THE EXERCISE:
Take each line that has the word "CryptoQuant" and return it.

···

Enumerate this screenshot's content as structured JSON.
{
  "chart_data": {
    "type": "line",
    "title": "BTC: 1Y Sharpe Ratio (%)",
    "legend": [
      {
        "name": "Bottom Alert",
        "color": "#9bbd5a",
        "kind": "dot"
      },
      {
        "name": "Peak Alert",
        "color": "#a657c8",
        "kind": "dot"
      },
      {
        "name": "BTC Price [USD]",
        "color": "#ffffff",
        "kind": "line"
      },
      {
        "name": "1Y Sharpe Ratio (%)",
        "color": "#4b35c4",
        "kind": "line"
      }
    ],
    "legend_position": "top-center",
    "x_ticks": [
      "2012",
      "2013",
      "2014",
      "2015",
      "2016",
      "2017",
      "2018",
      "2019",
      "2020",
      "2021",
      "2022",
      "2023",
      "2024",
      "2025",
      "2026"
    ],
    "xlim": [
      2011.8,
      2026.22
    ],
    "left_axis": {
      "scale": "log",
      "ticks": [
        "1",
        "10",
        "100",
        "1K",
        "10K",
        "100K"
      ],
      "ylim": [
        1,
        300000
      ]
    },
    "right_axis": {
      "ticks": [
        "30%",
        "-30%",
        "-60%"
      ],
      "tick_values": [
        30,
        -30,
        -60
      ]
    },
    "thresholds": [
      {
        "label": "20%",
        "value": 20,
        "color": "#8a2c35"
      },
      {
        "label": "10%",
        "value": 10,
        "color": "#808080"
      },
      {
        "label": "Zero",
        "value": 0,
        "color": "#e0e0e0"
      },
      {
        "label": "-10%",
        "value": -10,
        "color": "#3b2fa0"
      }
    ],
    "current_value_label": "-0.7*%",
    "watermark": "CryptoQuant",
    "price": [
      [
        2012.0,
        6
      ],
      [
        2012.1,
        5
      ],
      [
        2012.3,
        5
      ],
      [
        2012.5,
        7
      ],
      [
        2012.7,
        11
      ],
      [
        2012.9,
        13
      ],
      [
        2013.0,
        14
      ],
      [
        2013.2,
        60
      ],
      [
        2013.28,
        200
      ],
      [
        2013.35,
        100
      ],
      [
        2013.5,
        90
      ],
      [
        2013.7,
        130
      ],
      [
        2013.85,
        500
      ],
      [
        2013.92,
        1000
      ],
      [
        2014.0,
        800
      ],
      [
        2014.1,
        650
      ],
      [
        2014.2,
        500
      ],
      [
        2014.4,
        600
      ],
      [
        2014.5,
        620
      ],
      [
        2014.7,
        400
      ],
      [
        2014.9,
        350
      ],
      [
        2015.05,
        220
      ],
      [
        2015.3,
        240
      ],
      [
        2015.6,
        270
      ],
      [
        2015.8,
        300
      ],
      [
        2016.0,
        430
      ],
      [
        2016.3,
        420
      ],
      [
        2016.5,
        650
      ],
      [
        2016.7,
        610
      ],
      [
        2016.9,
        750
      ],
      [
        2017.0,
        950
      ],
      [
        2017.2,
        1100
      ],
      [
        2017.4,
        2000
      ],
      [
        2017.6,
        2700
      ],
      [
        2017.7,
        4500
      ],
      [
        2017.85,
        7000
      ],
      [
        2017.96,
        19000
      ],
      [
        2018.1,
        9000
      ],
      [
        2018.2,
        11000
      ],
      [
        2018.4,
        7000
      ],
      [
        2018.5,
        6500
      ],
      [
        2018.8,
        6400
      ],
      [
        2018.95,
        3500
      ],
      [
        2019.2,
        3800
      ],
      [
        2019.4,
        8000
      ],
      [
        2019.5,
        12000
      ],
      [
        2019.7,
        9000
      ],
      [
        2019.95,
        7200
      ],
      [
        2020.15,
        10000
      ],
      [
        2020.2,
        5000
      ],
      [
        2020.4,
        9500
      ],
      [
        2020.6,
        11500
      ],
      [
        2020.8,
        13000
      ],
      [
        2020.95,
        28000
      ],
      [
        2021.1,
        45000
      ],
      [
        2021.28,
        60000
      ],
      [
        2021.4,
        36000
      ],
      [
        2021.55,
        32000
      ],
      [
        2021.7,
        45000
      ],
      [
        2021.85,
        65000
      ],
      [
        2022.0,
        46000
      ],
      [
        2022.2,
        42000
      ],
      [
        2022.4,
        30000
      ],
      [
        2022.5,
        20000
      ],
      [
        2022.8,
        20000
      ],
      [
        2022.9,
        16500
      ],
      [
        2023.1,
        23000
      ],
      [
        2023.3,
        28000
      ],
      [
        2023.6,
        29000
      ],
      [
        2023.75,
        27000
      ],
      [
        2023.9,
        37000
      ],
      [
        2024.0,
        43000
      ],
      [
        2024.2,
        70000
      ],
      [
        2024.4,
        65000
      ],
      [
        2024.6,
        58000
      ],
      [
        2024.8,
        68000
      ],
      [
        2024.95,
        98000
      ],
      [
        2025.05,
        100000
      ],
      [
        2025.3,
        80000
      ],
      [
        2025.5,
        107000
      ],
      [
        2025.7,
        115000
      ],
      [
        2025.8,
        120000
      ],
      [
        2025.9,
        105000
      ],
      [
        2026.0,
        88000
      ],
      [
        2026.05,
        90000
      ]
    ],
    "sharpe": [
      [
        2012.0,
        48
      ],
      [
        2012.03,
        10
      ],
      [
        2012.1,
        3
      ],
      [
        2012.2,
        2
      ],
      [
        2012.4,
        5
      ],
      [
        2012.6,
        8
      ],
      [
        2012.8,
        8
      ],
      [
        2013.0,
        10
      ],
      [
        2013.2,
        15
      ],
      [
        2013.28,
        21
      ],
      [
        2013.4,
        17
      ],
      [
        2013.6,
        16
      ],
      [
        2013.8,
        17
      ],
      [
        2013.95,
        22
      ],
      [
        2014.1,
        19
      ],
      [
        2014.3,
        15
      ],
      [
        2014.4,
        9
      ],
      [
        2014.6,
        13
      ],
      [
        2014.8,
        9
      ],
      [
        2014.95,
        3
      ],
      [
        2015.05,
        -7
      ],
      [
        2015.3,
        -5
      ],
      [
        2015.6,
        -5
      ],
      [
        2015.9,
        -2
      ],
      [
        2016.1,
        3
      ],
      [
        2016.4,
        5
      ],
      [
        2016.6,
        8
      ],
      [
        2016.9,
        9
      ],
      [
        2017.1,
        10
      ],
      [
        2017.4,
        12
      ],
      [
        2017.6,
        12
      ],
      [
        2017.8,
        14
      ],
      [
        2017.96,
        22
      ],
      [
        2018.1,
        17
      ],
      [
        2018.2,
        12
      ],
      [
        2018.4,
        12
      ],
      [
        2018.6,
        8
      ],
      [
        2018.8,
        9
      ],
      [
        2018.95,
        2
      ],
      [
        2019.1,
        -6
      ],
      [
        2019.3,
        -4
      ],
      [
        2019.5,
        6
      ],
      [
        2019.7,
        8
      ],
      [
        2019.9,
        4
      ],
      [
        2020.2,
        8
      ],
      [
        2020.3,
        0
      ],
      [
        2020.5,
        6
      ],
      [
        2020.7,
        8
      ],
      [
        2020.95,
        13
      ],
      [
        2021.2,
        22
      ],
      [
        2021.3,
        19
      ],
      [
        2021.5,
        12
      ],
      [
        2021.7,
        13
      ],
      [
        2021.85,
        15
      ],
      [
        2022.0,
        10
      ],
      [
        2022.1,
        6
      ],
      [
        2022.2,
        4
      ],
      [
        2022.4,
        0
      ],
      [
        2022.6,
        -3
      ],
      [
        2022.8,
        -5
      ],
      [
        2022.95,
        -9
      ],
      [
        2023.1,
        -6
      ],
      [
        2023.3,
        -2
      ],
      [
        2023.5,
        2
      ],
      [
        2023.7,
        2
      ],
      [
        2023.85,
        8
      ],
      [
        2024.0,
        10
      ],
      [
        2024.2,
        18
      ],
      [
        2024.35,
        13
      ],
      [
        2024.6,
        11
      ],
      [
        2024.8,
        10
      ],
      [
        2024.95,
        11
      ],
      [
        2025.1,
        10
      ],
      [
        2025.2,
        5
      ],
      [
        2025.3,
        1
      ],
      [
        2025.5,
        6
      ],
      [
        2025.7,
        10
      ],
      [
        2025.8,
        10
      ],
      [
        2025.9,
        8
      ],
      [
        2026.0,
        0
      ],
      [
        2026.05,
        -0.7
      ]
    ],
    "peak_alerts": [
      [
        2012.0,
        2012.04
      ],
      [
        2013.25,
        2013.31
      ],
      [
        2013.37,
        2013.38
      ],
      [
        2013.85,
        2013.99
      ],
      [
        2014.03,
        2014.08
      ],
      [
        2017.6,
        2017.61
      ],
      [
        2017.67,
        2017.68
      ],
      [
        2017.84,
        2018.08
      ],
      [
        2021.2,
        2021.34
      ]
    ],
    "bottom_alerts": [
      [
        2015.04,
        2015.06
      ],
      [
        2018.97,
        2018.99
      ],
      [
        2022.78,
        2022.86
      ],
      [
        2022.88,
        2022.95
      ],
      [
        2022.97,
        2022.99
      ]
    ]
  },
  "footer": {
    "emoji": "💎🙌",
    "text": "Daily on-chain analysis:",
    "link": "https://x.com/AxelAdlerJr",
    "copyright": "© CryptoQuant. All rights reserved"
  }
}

···

OUTPUT OF THE EXERCISE:
    "watermark": "CryptoQuant",
    "copyright": "© CryptoQuant. All rights reserved"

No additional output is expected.